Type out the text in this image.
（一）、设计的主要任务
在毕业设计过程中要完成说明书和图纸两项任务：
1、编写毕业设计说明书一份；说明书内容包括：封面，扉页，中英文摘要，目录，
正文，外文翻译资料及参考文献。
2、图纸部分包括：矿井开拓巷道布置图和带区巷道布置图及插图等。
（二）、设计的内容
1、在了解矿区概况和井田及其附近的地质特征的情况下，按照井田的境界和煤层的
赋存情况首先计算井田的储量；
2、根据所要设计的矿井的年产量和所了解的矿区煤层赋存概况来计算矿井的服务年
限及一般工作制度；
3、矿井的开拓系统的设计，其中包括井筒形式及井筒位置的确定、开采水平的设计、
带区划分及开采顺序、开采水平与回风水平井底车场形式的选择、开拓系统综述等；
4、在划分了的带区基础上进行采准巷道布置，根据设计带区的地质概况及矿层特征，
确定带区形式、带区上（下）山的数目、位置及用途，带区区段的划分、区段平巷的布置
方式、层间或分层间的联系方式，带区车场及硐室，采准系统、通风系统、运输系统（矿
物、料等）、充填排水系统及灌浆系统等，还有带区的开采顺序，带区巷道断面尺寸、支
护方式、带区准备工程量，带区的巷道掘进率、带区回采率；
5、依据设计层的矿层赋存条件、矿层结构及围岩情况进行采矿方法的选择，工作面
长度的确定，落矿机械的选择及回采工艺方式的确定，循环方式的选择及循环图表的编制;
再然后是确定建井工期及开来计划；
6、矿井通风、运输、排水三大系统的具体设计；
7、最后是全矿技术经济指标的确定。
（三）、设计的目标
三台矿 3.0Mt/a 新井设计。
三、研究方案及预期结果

————

■ **Written problem**
Using the data above, output each line exactly.

■ **Written reply**
Type out the text in this image.
（一）、设计的主要任务
在毕业设计过程中要完成说明书和图纸两项任务：
1、编写毕业设计说明书一份；说明书内容包括：封面，扉页，中英文摘要，目录，
正文，外文翻译资料及参考文献。
2、图纸部分包括：矿井开拓巷道布置图和带区巷道布置图及插图等。
（二）、设计的内容
1、在了解矿区概况和井田及其附近的地质特征的情况下，按照井田的境界和煤层的
赋存情况首先计算井田的储量；
2、根据所要设计的矿井的年产量和所了解的矿区煤层赋存概况来计算矿井的服务年
限及一般工作制度；
3、矿井的开拓系统的设计，其中包括井筒形式及井筒位置的确定、开采水平的设计、
带区划分及开采顺序、开采水平与回风水平井底车场形式的选择、开拓系统综述等；
4、在划分了的带区基础上进行采准巷道布置，根据设计带区的地质概况及矿层特征，
确定带区形式、带区上（下）山的数目、位置及用途，带区区段的划分、区段平巷的布置
方式、层间或分层间的联系方式，带区车场及硐室，采准系统、通风系统、运输系统（矿
物、料等）、充填排水系统及灌浆系统等，还有带区的开采顺序，带区巷道断面尺寸、支
护方式、带区准备工程量，带区的巷道掘进率、带区回采率；
5、依据设计层的矿层赋存条件、矿层结构及围岩情况进行采矿方法的选择，工作面
长度的确定，落矿机械的选择及回采工艺方式的确定，循环方式的选择及循环图表的编制;
再然后是确定建井工期及开来计划；
6、矿井通风、运输、排水三大系统的具体设计；
7、最后是全矿技术经济指标的确定。
（三）、设计的目标
三台矿 3.0Mt/a 新井设计。
三、研究方案及预期结果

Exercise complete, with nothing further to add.